Exactly reproduce each line of the listing that follows.

^^^^^^^^^^^^^^^^

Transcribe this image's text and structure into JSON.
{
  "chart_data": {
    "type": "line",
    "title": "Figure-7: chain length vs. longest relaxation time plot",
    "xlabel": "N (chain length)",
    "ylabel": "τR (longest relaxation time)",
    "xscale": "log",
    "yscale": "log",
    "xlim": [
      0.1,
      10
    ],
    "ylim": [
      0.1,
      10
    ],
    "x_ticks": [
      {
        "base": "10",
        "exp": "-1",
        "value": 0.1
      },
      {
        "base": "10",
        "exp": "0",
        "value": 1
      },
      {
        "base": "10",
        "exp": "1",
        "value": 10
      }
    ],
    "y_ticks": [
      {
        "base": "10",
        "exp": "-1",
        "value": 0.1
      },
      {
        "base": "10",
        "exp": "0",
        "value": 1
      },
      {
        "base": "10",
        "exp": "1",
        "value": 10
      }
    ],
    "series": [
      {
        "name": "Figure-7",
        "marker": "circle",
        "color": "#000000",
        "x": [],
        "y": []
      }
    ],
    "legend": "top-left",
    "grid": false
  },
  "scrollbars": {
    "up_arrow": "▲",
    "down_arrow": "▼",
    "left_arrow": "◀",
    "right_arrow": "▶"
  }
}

^^^^^^^^^^^^^^^^

* [EXERCISE ANSWER]
Transcribe this image's text and structure into JSON.
{
  "chart_data": {
    "type": "line",
    "title": "Figure-7: chain length vs. longest relaxation time plot",
    "xlabel": "N (chain length)",
    "ylabel": "τR (longest relaxation time)",
    "xscale": "log",
    "yscale": "log",
    "xlim": [
      0.1,
      10
    ],
    "ylim": [
      0.1,
      10
    ],
    "x_ticks": [
      {
        "base": "10",
        "exp": "-1",
        "value": 0.1
      },
      {
        "base": "10",
        "exp": "0",
        "value": 1
      },
      {
        "base": "10",
        "exp": "1",
        "value": 10
      }
    ],
    "y_ticks": [
      {
        "base": "10",
        "exp": "-1",
        "value": 0.1
      },
      {
        "base": "10",
        "exp": "0",
        "value": 1
      },
      {
        "base": "10",
        "exp": "1",
        "value": 10
      }
    ],
    "series": [
      {
        "name": "Figure-7",
        "marker": "circle",
        "color": "#000000",
        "x": [],
        "y": []
      }
    ],
    "legend": "top-left",
    "grid": false
  },
  "scrollbars": {
    "up_arrow": "▲",
    "down_arrow": "▼",
    "left_arrow": "◀",
    "right_arrow": "▶"
  }
}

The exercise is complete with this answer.